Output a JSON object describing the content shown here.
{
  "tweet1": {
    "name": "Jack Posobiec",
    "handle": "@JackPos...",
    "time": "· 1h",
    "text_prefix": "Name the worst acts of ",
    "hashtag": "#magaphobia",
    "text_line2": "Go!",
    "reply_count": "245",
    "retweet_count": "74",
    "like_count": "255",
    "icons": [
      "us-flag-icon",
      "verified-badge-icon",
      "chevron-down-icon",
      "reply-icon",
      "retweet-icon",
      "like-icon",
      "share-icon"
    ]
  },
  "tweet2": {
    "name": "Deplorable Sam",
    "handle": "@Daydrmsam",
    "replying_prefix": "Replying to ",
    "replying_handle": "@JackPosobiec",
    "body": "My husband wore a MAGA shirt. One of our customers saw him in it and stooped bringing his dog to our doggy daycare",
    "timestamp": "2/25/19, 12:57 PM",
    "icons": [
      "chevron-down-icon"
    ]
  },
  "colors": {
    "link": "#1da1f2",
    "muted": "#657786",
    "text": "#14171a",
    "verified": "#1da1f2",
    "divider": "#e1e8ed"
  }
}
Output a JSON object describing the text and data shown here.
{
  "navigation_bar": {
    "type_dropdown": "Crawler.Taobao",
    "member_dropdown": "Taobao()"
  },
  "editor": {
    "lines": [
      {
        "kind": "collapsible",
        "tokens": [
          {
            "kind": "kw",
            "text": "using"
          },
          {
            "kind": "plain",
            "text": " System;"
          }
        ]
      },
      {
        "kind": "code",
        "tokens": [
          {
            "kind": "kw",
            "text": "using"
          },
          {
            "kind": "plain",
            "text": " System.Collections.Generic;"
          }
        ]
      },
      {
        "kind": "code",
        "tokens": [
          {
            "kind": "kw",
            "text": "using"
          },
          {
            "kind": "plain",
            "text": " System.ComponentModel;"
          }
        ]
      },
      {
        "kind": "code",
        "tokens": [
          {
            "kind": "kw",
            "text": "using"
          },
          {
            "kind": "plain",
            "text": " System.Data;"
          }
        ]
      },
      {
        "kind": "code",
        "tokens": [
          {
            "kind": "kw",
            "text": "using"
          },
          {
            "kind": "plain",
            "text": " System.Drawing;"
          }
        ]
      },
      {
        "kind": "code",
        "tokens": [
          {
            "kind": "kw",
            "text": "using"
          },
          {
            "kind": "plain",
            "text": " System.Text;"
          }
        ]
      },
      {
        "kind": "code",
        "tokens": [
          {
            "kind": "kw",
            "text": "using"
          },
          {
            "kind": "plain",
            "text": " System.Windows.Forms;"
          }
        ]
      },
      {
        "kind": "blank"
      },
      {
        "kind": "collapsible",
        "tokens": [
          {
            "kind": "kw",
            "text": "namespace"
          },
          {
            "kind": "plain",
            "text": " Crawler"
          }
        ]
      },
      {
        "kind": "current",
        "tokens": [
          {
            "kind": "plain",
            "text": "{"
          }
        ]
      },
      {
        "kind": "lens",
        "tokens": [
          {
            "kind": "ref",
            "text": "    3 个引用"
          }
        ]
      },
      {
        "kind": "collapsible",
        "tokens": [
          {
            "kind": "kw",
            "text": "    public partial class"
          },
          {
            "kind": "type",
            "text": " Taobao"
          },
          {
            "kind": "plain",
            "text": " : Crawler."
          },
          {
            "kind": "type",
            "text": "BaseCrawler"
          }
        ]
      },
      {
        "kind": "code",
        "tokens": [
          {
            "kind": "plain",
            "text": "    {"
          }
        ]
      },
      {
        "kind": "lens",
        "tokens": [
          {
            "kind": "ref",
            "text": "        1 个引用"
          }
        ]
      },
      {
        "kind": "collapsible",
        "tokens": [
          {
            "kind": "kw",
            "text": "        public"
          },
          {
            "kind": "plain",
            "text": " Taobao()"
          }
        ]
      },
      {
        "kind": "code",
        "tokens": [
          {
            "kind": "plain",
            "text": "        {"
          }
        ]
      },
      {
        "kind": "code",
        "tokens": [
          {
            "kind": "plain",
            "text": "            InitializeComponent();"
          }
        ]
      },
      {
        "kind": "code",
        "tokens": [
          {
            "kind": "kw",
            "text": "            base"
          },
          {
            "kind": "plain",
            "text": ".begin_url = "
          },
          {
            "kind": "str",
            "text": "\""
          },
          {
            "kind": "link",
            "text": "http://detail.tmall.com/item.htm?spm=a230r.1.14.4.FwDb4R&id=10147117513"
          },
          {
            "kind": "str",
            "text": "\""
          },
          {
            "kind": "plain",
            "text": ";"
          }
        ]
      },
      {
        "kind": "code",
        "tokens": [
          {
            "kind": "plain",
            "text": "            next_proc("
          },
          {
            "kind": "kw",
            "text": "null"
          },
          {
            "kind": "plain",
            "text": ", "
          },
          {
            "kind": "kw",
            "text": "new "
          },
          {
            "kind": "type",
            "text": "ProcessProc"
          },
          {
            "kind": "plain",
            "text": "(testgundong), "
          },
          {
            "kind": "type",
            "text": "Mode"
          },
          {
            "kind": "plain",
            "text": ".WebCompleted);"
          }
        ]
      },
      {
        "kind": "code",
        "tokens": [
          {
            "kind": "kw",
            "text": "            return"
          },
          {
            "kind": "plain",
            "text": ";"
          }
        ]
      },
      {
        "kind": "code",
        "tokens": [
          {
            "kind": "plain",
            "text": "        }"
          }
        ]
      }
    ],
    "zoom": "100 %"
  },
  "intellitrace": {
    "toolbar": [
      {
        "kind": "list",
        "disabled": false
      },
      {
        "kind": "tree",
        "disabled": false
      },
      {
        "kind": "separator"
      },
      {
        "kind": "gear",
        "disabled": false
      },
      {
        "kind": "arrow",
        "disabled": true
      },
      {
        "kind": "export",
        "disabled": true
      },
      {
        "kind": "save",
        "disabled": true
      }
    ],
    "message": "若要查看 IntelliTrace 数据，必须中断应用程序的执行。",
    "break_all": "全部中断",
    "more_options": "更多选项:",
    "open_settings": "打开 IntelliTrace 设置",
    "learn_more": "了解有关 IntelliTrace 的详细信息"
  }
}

(THE TASK):
Transcribe every record above exactly as it appears.

(TASK ANSWER):
Output a JSON object describing the content shown here.
{
  "tweet1": {
    "name": "Jack Posobiec",
    "handle": "@JackPos...",
    "time": "· 1h",
    "text_prefix": "Name the worst acts of ",
    "hashtag": "#magaphobia",
    "text_line2": "Go!",
    "reply_count": "245",
    "retweet_count": "74",
    "like_count": "255",
    "icons": [
      "us-flag-icon",
      "verified-badge-icon",
      "chevron-down-icon",
      "reply-icon",
      "retweet-icon",
      "like-icon",
      "share-icon"
    ]
  },
  "tweet2": {
    "name": "Deplorable Sam",
    "handle": "@Daydrmsam",
    "replying_prefix": "Replying to ",
    "replying_handle": "@JackPosobiec",
    "body": "My husband wore a MAGA shirt. One of our customers saw him in it and stooped bringing his dog to our doggy daycare",
    "timestamp": "2/25/19, 12:57 PM",
    "icons": [
      "chevron-down-icon"
    ]
  },
  "colors": {
    "link": "#1da1f2",
    "muted": "#657786",
    "text": "#14171a",
    "verified": "#1da1f2",
    "divider": "#e1e8ed"
  }
}
Output a JSON object describing the text and data shown here.
{
  "navigation_bar": {
    "type_dropdown": "Crawler.Taobao",
    "member_dropdown": "Taobao()"
  },
  "editor": {
    "lines": [
      {
        "kind": "collapsible",
        "tokens": [
          {
            "kind": "kw",
            "text": "using"
          },
          {
            "kind": "plain",
            "text": " System;"
          }
        ]
      },
      {
        "kind": "code",
        "tokens": [
          {
            "kind": "kw",
            "text": "using"
          },
          {
            "kind": "plain",
            "text": " System.Collections.Generic;"
          }
        ]
      },
      {
        "kind": "code",
        "tokens": [
          {
            "kind": "kw",
            "text": "using"
          },
          {
            "kind": "plain",
            "text": " System.ComponentModel;"
          }
        ]
      },
      {
        "kind": "code",
        "tokens": [
          {
            "kind": "kw",
            "text": "using"
          },
          {
            "kind": "plain",
            "text": " System.Data;"
          }
        ]
      },
      {
        "kind": "code",
        "tokens": [
          {
            "kind": "kw",
            "text": "using"
          },
          {
            "kind": "plain",
            "text": " System.Drawing;"
          }
        ]
      },
      {
        "kind": "code",
        "tokens": [
          {
            "kind": "kw",
            "text": "using"
          },
          {
            "kind": "plain",
            "text": " System.Text;"
          }
        ]
      },
      {
        "kind": "code",
        "tokens": [
          {
            "kind": "kw",
            "text": "using"
          },
          {
            "kind": "plain",
            "text": " System.Windows.Forms;"
          }
        ]
      },
      {
        "kind": "blank"
      },
      {
        "kind": "collapsible",
        "tokens": [
          {
            "kind": "kw",
            "text": "namespace"
          },
          {
            "kind": "plain",
            "text": " Crawler"
          }
        ]
      },
      {
        "kind": "current",
        "tokens": [
          {
            "kind": "plain",
            "text": "{"
          }
        ]
      },
      {
        "kind": "lens",
        "tokens": [
          {
            "kind": "ref",
            "text": "    3 个引用"
          }
        ]
      },
      {
        "kind": "collapsible",
        "tokens": [
          {
            "kind": "kw",
            "text": "    public partial class"
          },
          {
            "kind": "type",
            "text": " Taobao"
          },
          {
            "kind": "plain",
            "text": " : Crawler."
          },
          {
            "kind": "type",
            "text": "BaseCrawler"
          }
        ]
      },
      {
        "kind": "code",
        "tokens": [
          {
            "kind": "plain",
            "text": "    {"
          }
        ]
      },
      {
        "kind": "lens",
        "tokens": [
          {
            "kind": "ref",
            "text": "        1 个引用"
          }
        ]
      },
      {
        "kind": "collapsible",
        "tokens": [
          {
            "kind": "kw",
            "text": "        public"
          },
          {
            "kind": "plain",
            "text": " Taobao()"
          }
        ]
      },
      {
        "kind": "code",
        "tokens": [
          {
            "kind": "plain",
            "text": "        {"
          }
        ]
      },
      {
        "kind": "code",
        "tokens": [
          {
            "kind": "plain",
            "text": "            InitializeComponent();"
          }
        ]
      },
      {
        "kind": "code",
        "tokens": [
          {
            "kind": "kw",
            "text": "            base"
          },
          {
            "kind": "plain",
            "text": ".begin_url = "
          },
          {
            "kind": "str",
            "text": "\""
          },
          {
            "kind": "link",
            "text": "http://detail.tmall.com/item.htm?spm=a230r.1.14.4.FwDb4R&id=10147117513"
          },
          {
            "kind": "str",
            "text": "\""
          },
          {
            "kind": "plain",
            "text": ";"
          }
        ]
      },
      {
        "kind": "code",
        "tokens": [
          {
            "kind": "plain",
            "text": "            next_proc("
          },
          {
            "kind": "kw",
            "text": "null"
          },
          {
            "kind": "plain",
            "text": ", "
          },
          {
            "kind": "kw",
            "text": "new "
          },
          {
            "kind": "type",
            "text": "ProcessProc"
          },
          {
            "kind": "plain",
            "text": "(testgundong), "
          },
          {
            "kind": "type",
            "text": "Mode"
          },
          {
            "kind": "plain",
            "text": ".WebCompleted);"
          }
        ]
      },
      {
        "kind": "code",
        "tokens": [
          {
            "kind": "kw",
            "text": "            return"
          },
          {
            "kind": "plain",
            "text": ";"
          }
        ]
      },
      {
        "kind": "code",
        "tokens": [
          {
            "kind": "plain",
            "text": "        }"
          }
        ]
      }
    ],
    "zoom": "100 %"
  },
  "intellitrace": {
    "toolbar": [
      {
        "kind": "list",
        "disabled": false
      },
      {
        "kind": "tree",
        "disabled": false
      },
      {
        "kind": "separator"
      },
      {
        "kind": "gear",
        "disabled": false
      },
      {
        "kind": "arrow",
        "disabled": true
      },
      {
        "kind": "export",
        "disabled": true
      },
      {
        "kind": "save",
        "disabled": true
      }
    ],
    "message": "若要查看 IntelliTrace 数据，必须中断应用程序的执行。",
    "break_all": "全部中断",
    "more_options": "更多选项:",
    "open_settings": "打开 IntelliTrace 设置",
    "learn_more": "了解有关 IntelliTrace 的详细信息"
  }
}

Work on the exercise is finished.